▸ Task details
Reproduce all the lines below exactly and omit the images.

*** Records ***

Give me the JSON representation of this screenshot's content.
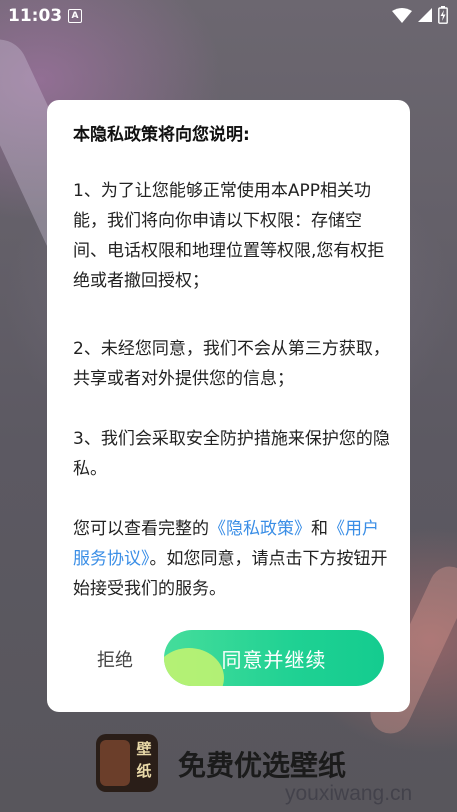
{
  "status_bar": {
    "time": "11:03",
    "notification_icon_letter": "A",
    "icons": [
      "wifi-icon",
      "signal-icon",
      "battery-charging-icon"
    ]
  },
  "dialog": {
    "title": "本隐私政策将向您说明:",
    "paragraph1": "1、为了让您能够正常使用本APP相关功能，我们将向你申请以下权限：存储空间、电话权限和地理位置等权限,您有权拒绝或者撤回授权；",
    "paragraph2": "2、未经您同意，我们不会从第三方获取，共享或者对外提供您的信息；",
    "paragraph3": "3、我们会采取安全防护措施来保护您的隐私。",
    "paragraph4": {
      "prefix": "您可以查看完整的",
      "privacy_link": "《隐私政策》",
      "and": "和",
      "service_link": "《用户服务协议》",
      "suffix": "。如您同意，请点击下方按钮开始接受我们的服务。"
    },
    "reject_label": "拒绝",
    "agree_label": "同意并继续",
    "colors": {
      "link": "#3a8ee6",
      "agree_start": "#45dd9b",
      "agree_end": "#14cc8f"
    }
  },
  "app": {
    "name": "免费优选壁纸",
    "logo_text": "壁纸"
  },
  "watermark": "youxiwang.cn"
}
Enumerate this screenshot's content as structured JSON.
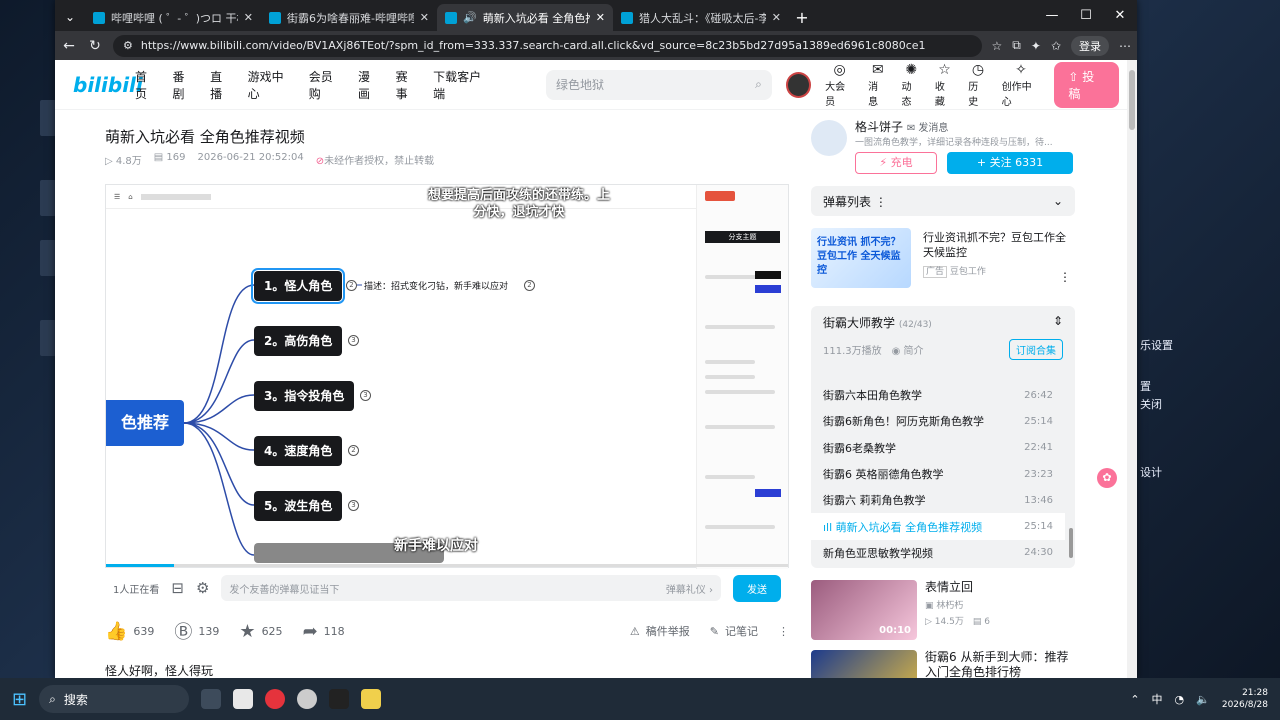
{
  "browser": {
    "tabs": [
      {
        "label": "哔哩哔哩 ( ゜- ゜)つロ 干杯~-bilibili",
        "active": false
      },
      {
        "label": "街霸6为啥春丽难-哔哩哔哩_bilibili",
        "active": false
      },
      {
        "label": "萌新入坑必看 全角色推荐视频",
        "active": true
      },
      {
        "label": "猎人大乱斗：《碰吸太后-李凭》",
        "active": false
      }
    ],
    "url": "https://www.bilibili.com/video/BV1AXj86TEot/?spm_id_from=333.337.search-card.all.click&vd_source=8c23b5bd27d95a1389ed6961c8080ce1",
    "login_label": "登录"
  },
  "header": {
    "logo": "bilibili",
    "nav": [
      "首页",
      "番剧",
      "直播",
      "游戏中心",
      "会员购",
      "漫画",
      "赛事",
      "下载客户端"
    ],
    "search_placeholder": "绿色地狱",
    "icons": [
      {
        "label": "大会员",
        "icon": "vip-icon"
      },
      {
        "label": "消息",
        "icon": "message-icon"
      },
      {
        "label": "动态",
        "icon": "dynamic-icon"
      },
      {
        "label": "收藏",
        "icon": "star-icon"
      },
      {
        "label": "历史",
        "icon": "clock-icon"
      },
      {
        "label": "创作中心",
        "icon": "bulb-icon"
      }
    ],
    "upload": "投稿"
  },
  "video": {
    "title": "萌新入坑必看 全角色推荐视频",
    "views": "4.8万",
    "danmaku": "169",
    "date": "2026-06-21 20:52:04",
    "copyright": "未经作者授权，禁止转载",
    "subtitle_top": "想要提高后面攻练的还带练。上分快，退坑才快",
    "subtitle_bottom": "新手难以应对",
    "mindmap": {
      "root": "色推荐",
      "nodes": [
        "1。怪人角色",
        "2。高伤角色",
        "3。指令投角色",
        "4。速度角色",
        "5。波生角色"
      ],
      "badges": [
        "2",
        "3",
        "3",
        "2",
        "3"
      ],
      "desc": "描述：招式变化刁钻，新手难以应对",
      "desc_badge": "2",
      "panel_title": "分支主题"
    }
  },
  "danmu": {
    "watching": "1人正在看",
    "placeholder": "发个友善的弹幕见证当下",
    "etiquette": "弹幕礼仪 ›",
    "send": "发送"
  },
  "actions": {
    "like": "639",
    "coin": "139",
    "fav": "625",
    "share": "118",
    "report": "稿件举报",
    "note": "记笔记"
  },
  "description": "怪人好啊，怪人得玩",
  "uploader": {
    "name": "格斗饼子",
    "msg": "发消息",
    "bio": "一图流角色教学，详细记录各种连段与压制，待...",
    "charge": "充电",
    "follow": "+ 关注 6331"
  },
  "danmaku_list": "弹幕列表",
  "ad": {
    "title": "行业资讯抓不完？豆包工作全天候监控",
    "tag": "广告",
    "source": "豆包工作",
    "img_text": "行业资讯 抓不完？ 豆包工作 全天候监控"
  },
  "collection": {
    "title": "街霸大师教学",
    "count": "(42/43)",
    "plays": "111.3万播放",
    "intro": "简介",
    "subscribe": "订阅合集",
    "episodes": [
      {
        "title": "街霸六本田角色教学",
        "duration": "26:42",
        "current": false
      },
      {
        "title": "街霸6新角色！阿历克斯角色教学",
        "duration": "25:14",
        "current": false
      },
      {
        "title": "街霸6老桑教学",
        "duration": "22:41",
        "current": false
      },
      {
        "title": "街霸6 英格丽德角色教学",
        "duration": "23:23",
        "current": false
      },
      {
        "title": "街霸六 莉莉角色教学",
        "duration": "13:46",
        "current": false
      },
      {
        "title": "萌新入坑必看 全角色推荐视频",
        "duration": "25:14",
        "current": true
      },
      {
        "title": "新角色亚思敏教学视频",
        "duration": "24:30",
        "current": false
      }
    ]
  },
  "recs": [
    {
      "title": "表情立回",
      "author": "林朽朽",
      "views": "14.5万",
      "comments": "6",
      "duration": "00:10"
    },
    {
      "title": "街霸6 从新手到大师：推荐入门全角色排行榜",
      "author": "",
      "views": "",
      "comments": "",
      "duration": ""
    }
  ],
  "desktop": {
    "right_items": [
      "乐设置",
      "置",
      "关闭",
      "设计"
    ]
  },
  "taskbar": {
    "search": "搜索",
    "lang": "中",
    "time": "21:28",
    "date": "2026/8/28"
  }
}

***

▸ Solution to this task
Give me the JSON representation of this screenshot's content.
{
  "status_bar": {
    "time": "11:03",
    "notification_icon_letter": "A",
    "icons": [
      "wifi-icon",
      "signal-icon",
      "battery-charging-icon"
    ]
  },
  "dialog": {
    "title": "本隐私政策将向您说明:",
    "paragraph1": "1、为了让您能够正常使用本APP相关功能，我们将向你申请以下权限：存储空间、电话权限和地理位置等权限,您有权拒绝或者撤回授权；",
    "paragraph2": "2、未经您同意，我们不会从第三方获取，共享或者对外提供您的信息；",
    "paragraph3": "3、我们会采取安全防护措施来保护您的隐私。",
    "paragraph4": {
      "prefix": "您可以查看完整的",
      "privacy_link": "《隐私政策》",
      "and": "和",
      "service_link": "《用户服务协议》",
      "suffix": "。如您同意，请点击下方按钮开始接受我们的服务。"
    },
    "reject_label": "拒绝",
    "agree_label": "同意并继续",
    "colors": {
      "link": "#3a8ee6",
      "agree_start": "#45dd9b",
      "agree_end": "#14cc8f"
    }
  },
  "app": {
    "name": "免费优选壁纸",
    "logo_text": "壁纸"
  },
  "watermark": "youxiwang.cn"
}
Enumerate this screenshot's content as structured JSON.
{
  "browser": {
    "tabs": [
      {
        "label": "哔哩哔哩 ( ゜- ゜)つロ 干杯~-bilibili",
        "active": false
      },
      {
        "label": "街霸6为啥春丽难-哔哩哔哩_bilibili",
        "active": false
      },
      {
        "label": "萌新入坑必看 全角色推荐视频",
        "active": true
      },
      {
        "label": "猎人大乱斗：《碰吸太后-李凭》",
        "active": false
      }
    ],
    "url": "https://www.bilibili.com/video/BV1AXj86TEot/?spm_id_from=333.337.search-card.all.click&vd_source=8c23b5bd27d95a1389ed6961c8080ce1",
    "login_label": "登录"
  },
  "header": {
    "logo": "bilibili",
    "nav": [
      "首页",
      "番剧",
      "直播",
      "游戏中心",
      "会员购",
      "漫画",
      "赛事",
      "下载客户端"
    ],
    "search_placeholder": "绿色地狱",
    "icons": [
      {
        "label": "大会员",
        "icon": "vip-icon"
      },
      {
        "label": "消息",
        "icon": "message-icon"
      },
      {
        "label": "动态",
        "icon": "dynamic-icon"
      },
      {
        "label": "收藏",
        "icon": "star-icon"
      },
      {
        "label": "历史",
        "icon": "clock-icon"
      },
      {
        "label": "创作中心",
        "icon": "bulb-icon"
      }
    ],
    "upload": "投稿"
  },
  "video": {
    "title": "萌新入坑必看 全角色推荐视频",
    "views": "4.8万",
    "danmaku": "169",
    "date": "2026-06-21 20:52:04",
    "copyright": "未经作者授权，禁止转载",
    "subtitle_top": "想要提高后面攻练的还带练。上分快，退坑才快",
    "subtitle_bottom": "新手难以应对",
    "mindmap": {
      "root": "色推荐",
      "nodes": [
        "1。怪人角色",
        "2。高伤角色",
        "3。指令投角色",
        "4。速度角色",
        "5。波生角色"
      ],
      "badges": [
        "2",
        "3",
        "3",
        "2",
        "3"
      ],
      "desc": "描述：招式变化刁钻，新手难以应对",
      "desc_badge": "2",
      "panel_title": "分支主题"
    }
  },
  "danmu": {
    "watching": "1人正在看",
    "placeholder": "发个友善的弹幕见证当下",
    "etiquette": "弹幕礼仪 ›",
    "send": "发送"
  },
  "actions": {
    "like": "639",
    "coin": "139",
    "fav": "625",
    "share": "118",
    "report": "稿件举报",
    "note": "记笔记"
  },
  "description": "怪人好啊，怪人得玩",
  "uploader": {
    "name": "格斗饼子",
    "msg": "发消息",
    "bio": "一图流角色教学，详细记录各种连段与压制，待...",
    "charge": "充电",
    "follow": "+ 关注 6331"
  },
  "danmaku_list": "弹幕列表",
  "ad": {
    "title": "行业资讯抓不完？豆包工作全天候监控",
    "tag": "广告",
    "source": "豆包工作",
    "img_text": "行业资讯 抓不完？ 豆包工作 全天候监控"
  },
  "collection": {
    "title": "街霸大师教学",
    "count": "(42/43)",
    "plays": "111.3万播放",
    "intro": "简介",
    "subscribe": "订阅合集",
    "episodes": [
      {
        "title": "街霸六本田角色教学",
        "duration": "26:42",
        "current": false
      },
      {
        "title": "街霸6新角色！阿历克斯角色教学",
        "duration": "25:14",
        "current": false
      },
      {
        "title": "街霸6老桑教学",
        "duration": "22:41",
        "current": false
      },
      {
        "title": "街霸6 英格丽德角色教学",
        "duration": "23:23",
        "current": false
      },
      {
        "title": "街霸六 莉莉角色教学",
        "duration": "13:46",
        "current": false
      },
      {
        "title": "萌新入坑必看 全角色推荐视频",
        "duration": "25:14",
        "current": true
      },
      {
        "title": "新角色亚思敏教学视频",
        "duration": "24:30",
        "current": false
      }
    ]
  },
  "recs": [
    {
      "title": "表情立回",
      "author": "林朽朽",
      "views": "14.5万",
      "comments": "6",
      "duration": "00:10"
    },
    {
      "title": "街霸6 从新手到大师：推荐入门全角色排行榜",
      "author": "",
      "views": "",
      "comments": "",
      "duration": ""
    }
  ],
  "desktop": {
    "right_items": [
      "乐设置",
      "置",
      "关闭",
      "设计"
    ]
  },
  "taskbar": {
    "search": "搜索",
    "lang": "中",
    "time": "21:28",
    "date": "2026/8/28"
  }
}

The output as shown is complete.